Set exercise:
How many lines in the records below hold the string "icon"? Please answer with the number and nothing more.

Stored entries:
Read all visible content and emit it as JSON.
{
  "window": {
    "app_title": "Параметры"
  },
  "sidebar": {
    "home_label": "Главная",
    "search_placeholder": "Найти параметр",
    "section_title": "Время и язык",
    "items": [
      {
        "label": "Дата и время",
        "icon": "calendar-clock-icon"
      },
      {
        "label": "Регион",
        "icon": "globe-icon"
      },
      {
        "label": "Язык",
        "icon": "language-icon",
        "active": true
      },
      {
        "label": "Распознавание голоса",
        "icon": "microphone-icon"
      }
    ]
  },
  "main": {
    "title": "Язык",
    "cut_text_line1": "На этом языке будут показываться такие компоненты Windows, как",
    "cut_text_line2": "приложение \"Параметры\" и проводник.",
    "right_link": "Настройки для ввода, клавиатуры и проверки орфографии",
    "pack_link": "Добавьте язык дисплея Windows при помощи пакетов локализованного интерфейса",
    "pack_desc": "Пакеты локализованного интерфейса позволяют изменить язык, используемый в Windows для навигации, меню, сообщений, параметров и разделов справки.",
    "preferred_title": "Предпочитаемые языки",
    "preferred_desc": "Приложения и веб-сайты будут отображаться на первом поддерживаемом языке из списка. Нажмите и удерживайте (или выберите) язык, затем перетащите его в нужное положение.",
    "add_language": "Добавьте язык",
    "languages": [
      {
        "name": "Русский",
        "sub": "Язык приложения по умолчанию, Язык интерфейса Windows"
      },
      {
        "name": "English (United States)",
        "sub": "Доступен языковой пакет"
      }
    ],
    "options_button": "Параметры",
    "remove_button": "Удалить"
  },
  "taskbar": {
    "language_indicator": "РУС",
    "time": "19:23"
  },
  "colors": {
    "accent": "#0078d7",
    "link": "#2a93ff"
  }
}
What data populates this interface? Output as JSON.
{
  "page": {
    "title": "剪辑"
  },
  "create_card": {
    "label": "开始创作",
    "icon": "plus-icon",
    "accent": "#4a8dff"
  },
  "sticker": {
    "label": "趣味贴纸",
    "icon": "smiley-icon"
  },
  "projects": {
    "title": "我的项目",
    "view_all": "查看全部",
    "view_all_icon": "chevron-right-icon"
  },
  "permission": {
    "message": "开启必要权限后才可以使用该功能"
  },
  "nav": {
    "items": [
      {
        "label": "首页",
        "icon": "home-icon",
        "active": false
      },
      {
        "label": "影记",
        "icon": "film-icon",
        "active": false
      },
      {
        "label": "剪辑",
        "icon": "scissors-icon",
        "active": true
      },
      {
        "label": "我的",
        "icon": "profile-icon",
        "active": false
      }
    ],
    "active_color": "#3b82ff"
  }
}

Exercise solution:
11